● YOUR TASK: Give only one thing: the number of lines that include the word "nhượng".

● DATA EXCERPTS:
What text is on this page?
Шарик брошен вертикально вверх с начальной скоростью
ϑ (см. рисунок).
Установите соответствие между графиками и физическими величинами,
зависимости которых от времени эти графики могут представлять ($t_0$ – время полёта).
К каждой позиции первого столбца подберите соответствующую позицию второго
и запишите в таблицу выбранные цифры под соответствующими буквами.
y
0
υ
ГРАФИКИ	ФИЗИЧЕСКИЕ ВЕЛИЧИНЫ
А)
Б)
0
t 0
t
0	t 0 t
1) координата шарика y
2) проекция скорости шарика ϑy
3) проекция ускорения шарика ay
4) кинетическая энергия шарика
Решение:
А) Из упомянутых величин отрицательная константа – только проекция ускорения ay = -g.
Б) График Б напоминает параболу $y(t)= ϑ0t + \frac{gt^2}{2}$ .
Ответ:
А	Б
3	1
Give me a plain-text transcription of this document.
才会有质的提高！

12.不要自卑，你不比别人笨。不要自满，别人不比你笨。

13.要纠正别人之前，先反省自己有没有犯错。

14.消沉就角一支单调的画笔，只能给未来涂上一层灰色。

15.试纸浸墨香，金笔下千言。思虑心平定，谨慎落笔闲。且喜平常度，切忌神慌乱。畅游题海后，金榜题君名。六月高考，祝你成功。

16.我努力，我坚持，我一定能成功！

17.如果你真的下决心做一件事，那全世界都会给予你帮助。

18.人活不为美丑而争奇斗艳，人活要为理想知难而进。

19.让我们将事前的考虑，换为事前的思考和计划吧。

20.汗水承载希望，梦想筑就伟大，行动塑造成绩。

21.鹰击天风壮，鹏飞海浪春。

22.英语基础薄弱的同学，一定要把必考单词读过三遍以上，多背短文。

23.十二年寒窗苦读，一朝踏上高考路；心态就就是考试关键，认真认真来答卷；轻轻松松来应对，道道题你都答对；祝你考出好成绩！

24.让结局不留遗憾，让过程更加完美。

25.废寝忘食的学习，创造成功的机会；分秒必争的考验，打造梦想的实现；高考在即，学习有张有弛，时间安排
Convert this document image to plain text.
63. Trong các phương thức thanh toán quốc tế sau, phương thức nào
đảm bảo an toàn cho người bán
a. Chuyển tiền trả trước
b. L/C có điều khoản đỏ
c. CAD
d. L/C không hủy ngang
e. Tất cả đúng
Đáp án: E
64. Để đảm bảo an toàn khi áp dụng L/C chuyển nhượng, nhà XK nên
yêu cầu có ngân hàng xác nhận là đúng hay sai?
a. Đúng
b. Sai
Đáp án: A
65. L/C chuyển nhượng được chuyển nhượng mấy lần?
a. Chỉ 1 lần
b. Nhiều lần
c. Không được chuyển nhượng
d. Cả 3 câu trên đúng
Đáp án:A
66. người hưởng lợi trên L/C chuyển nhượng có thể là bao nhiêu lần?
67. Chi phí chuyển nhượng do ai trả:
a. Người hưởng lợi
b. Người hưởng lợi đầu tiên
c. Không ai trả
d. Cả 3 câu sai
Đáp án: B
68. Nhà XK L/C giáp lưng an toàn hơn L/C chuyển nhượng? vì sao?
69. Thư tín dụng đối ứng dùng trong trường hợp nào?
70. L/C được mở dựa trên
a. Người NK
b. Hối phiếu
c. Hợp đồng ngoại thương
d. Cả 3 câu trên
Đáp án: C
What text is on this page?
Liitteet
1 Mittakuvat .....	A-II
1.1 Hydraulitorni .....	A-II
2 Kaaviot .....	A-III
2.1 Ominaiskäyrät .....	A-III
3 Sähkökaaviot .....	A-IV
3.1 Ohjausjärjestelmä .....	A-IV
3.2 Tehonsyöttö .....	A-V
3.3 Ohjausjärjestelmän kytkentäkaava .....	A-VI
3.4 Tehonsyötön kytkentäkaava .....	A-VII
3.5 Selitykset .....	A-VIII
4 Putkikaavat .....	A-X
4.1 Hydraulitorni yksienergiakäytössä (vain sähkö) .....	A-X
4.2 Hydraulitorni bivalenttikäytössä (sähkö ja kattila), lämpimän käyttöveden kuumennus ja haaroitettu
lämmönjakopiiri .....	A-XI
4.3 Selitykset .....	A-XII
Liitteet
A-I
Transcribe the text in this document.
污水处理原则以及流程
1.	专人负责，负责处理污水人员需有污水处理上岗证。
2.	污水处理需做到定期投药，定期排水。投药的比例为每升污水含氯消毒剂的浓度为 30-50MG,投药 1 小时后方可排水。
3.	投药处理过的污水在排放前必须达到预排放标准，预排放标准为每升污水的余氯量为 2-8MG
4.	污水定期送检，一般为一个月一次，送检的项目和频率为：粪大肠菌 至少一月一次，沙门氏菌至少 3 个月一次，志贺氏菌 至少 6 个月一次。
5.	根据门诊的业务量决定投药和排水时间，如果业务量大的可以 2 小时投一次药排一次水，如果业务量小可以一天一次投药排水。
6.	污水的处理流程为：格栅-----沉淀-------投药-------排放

● EXPECTED ANSWER: 6